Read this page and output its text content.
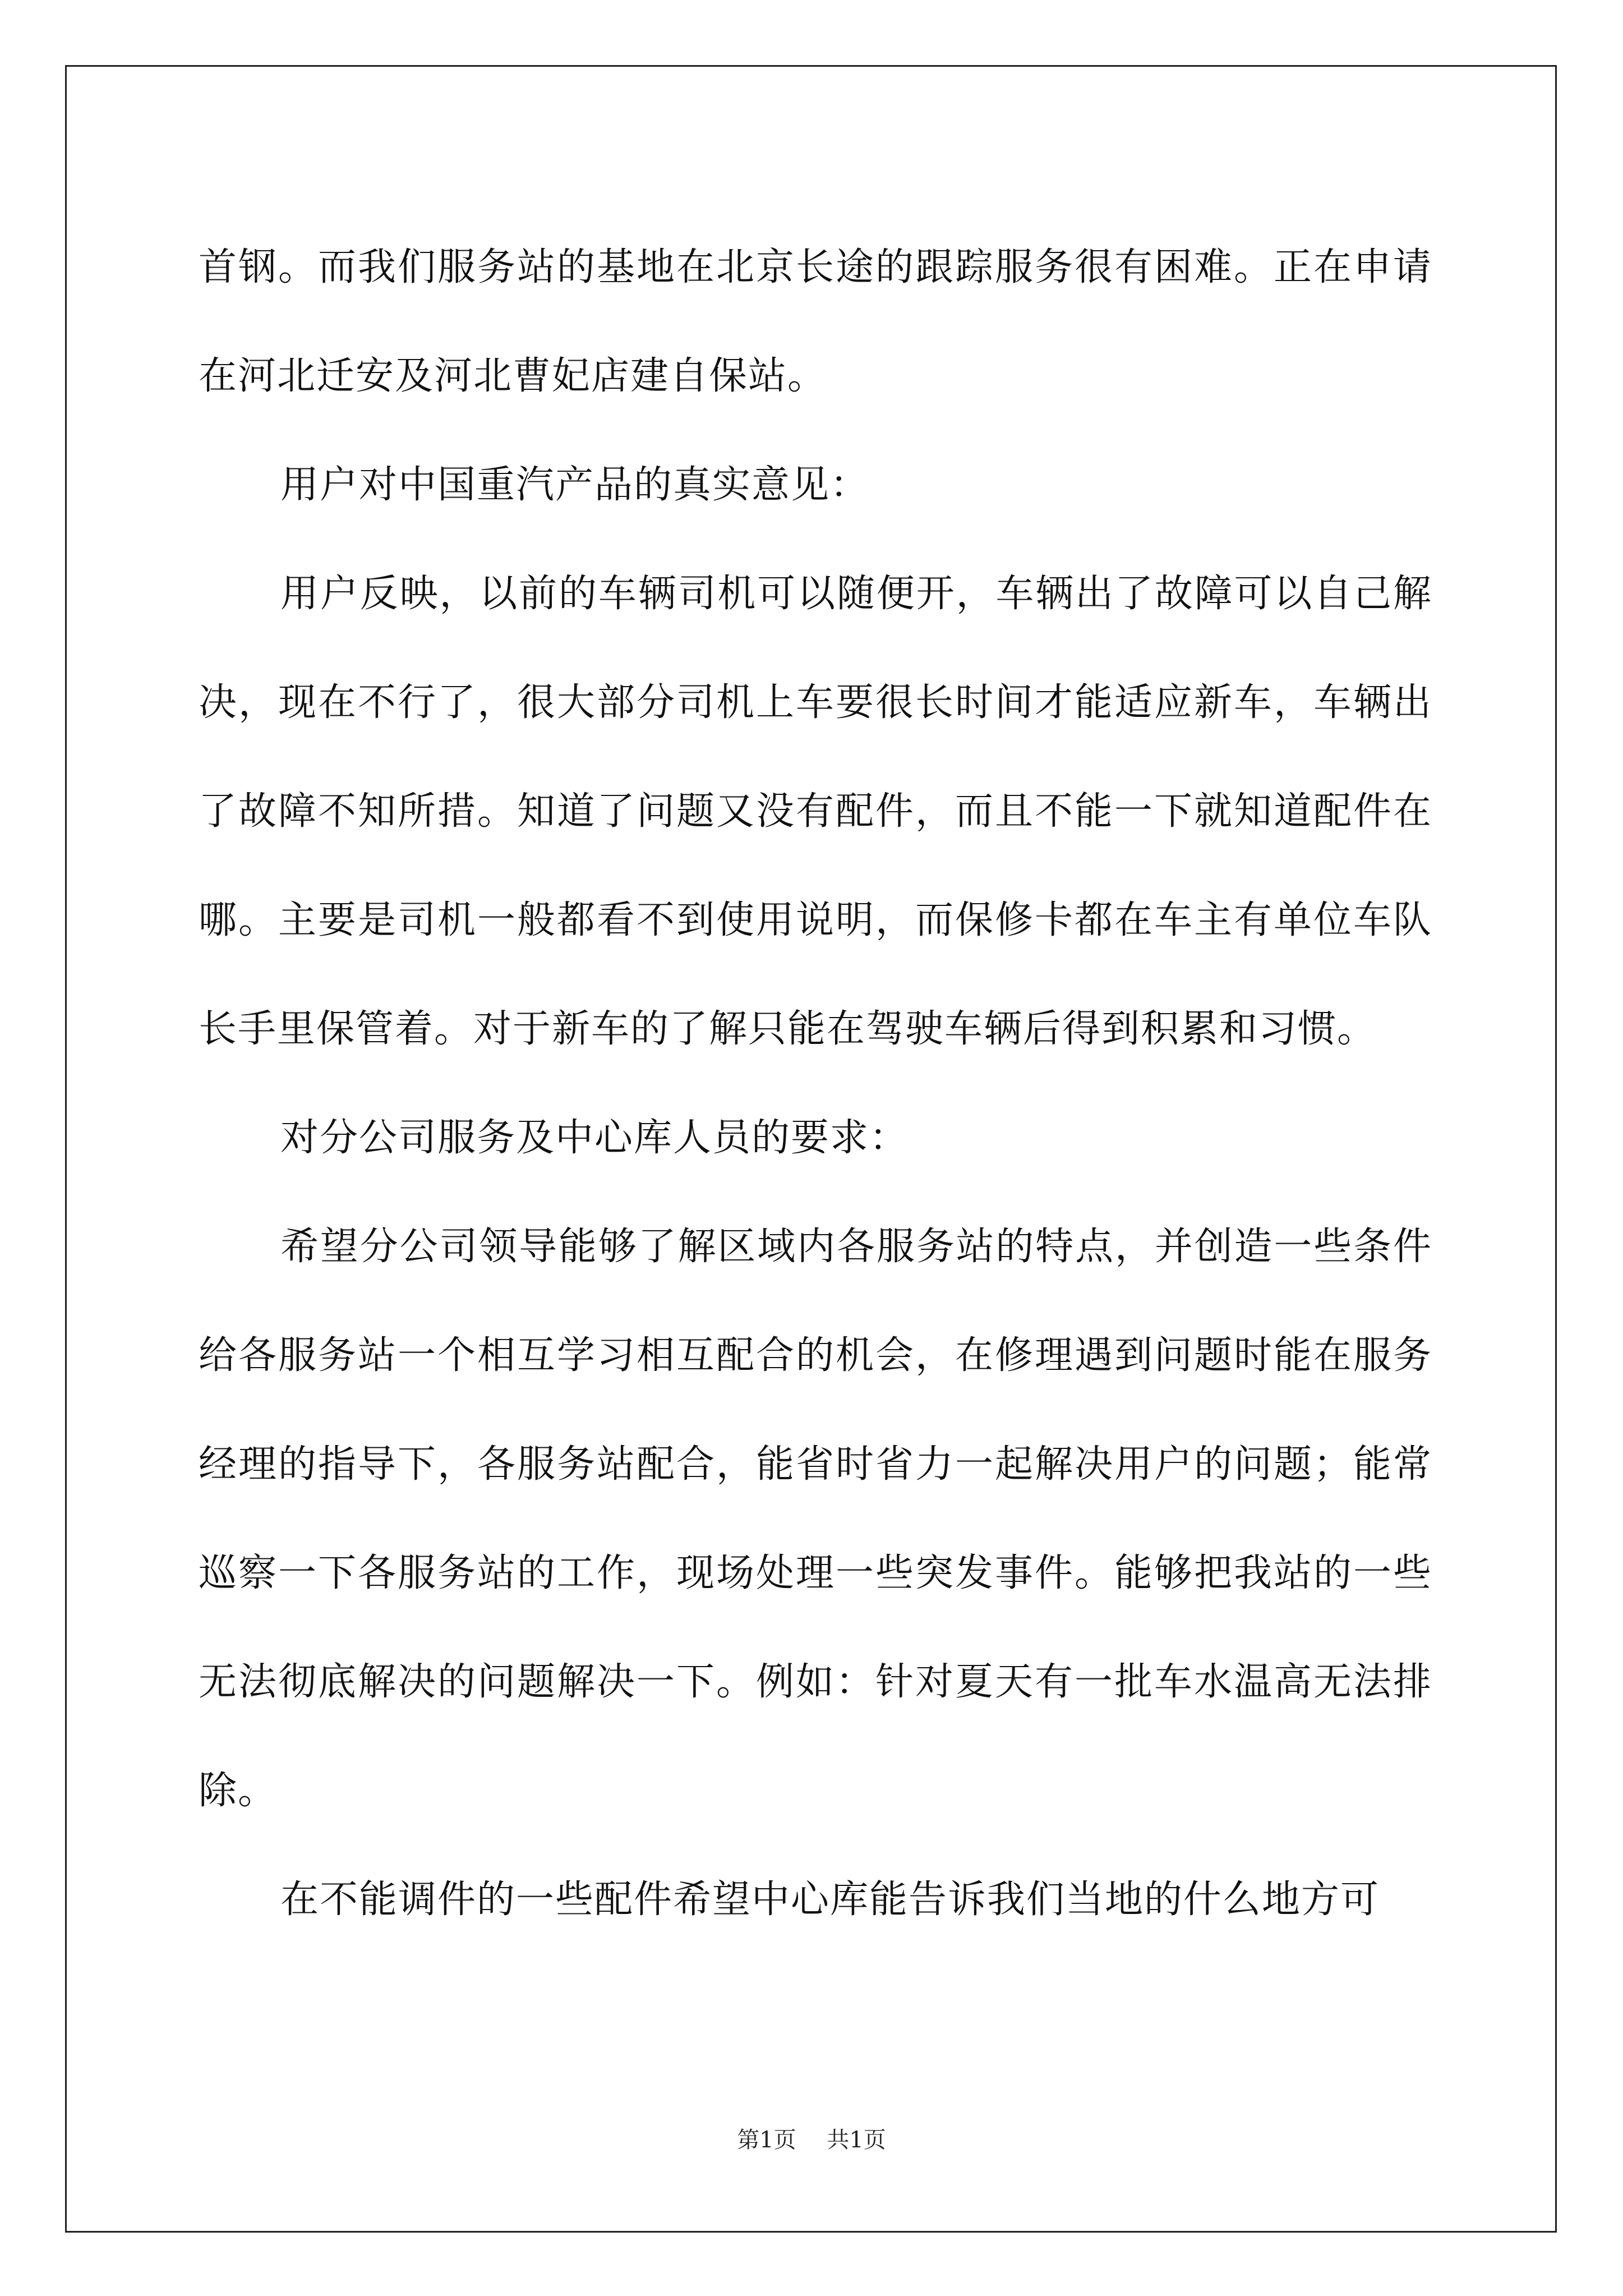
首钢。而我们服务站的基地在北京长途的跟踪服务很有困难。正在申请在河北迁安及河北曹妃店建自保站。

用户对中国重汽产品的真实意见：

用户反映，以前的车辆司机可以随便开，车辆出了故障可以自己解决，现在不行了，很大部分司机上车要很长时间才能适应新车，车辆出了故障不知所措。知道了问题又没有配件，而且不能一下就知道配件在哪。主要是司机一般都看不到使用说明，而保修卡都在车主有单位车队长手里保管着。对于新车的了解只能在驾驶车辆后得到积累和习惯。

对分公司服务及中心库人员的要求：

希望分公司领导能够了解区域内各服务站的特点，并创造一些条件给各服务站一个相互学习相互配合的机会，在修理遇到问题时能在服务经理的指导下，各服务站配合，能省时省力一起解决用户的问题；能常巡察一下各服务站的工作，现场处理一些突发事件。能够把我站的一些无法彻底解决的问题解决一下。例如：针对夏天有一批车水温高无法排除。

在不能调件的一些配件希望中心库能告诉我们当地的什么地方可

第1页 共1页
----
WHAT TO WORK ON: Your task is to copy the entries in full and exactly, without any images.

COMPLETE RESPONSE:
Read this page and output its text content.
首钢。而我们服务站的基地在北京长途的跟踪服务很有困难。正在申请在河北迁安及河北曹妃店建自保站。

用户对中国重汽产品的真实意见：

用户反映，以前的车辆司机可以随便开，车辆出了故障可以自己解决，现在不行了，很大部分司机上车要很长时间才能适应新车，车辆出了故障不知所措。知道了问题又没有配件，而且不能一下就知道配件在哪。主要是司机一般都看不到使用说明，而保修卡都在车主有单位车队长手里保管着。对于新车的了解只能在驾驶车辆后得到积累和习惯。

对分公司服务及中心库人员的要求：

希望分公司领导能够了解区域内各服务站的特点，并创造一些条件给各服务站一个相互学习相互配合的机会，在修理遇到问题时能在服务经理的指导下，各服务站配合，能省时省力一起解决用户的问题；能常巡察一下各服务站的工作，现场处理一些突发事件。能够把我站的一些无法彻底解决的问题解决一下。例如：针对夏天有一批车水温高无法排除。

在不能调件的一些配件希望中心库能告诉我们当地的什么地方可

第1页 共1页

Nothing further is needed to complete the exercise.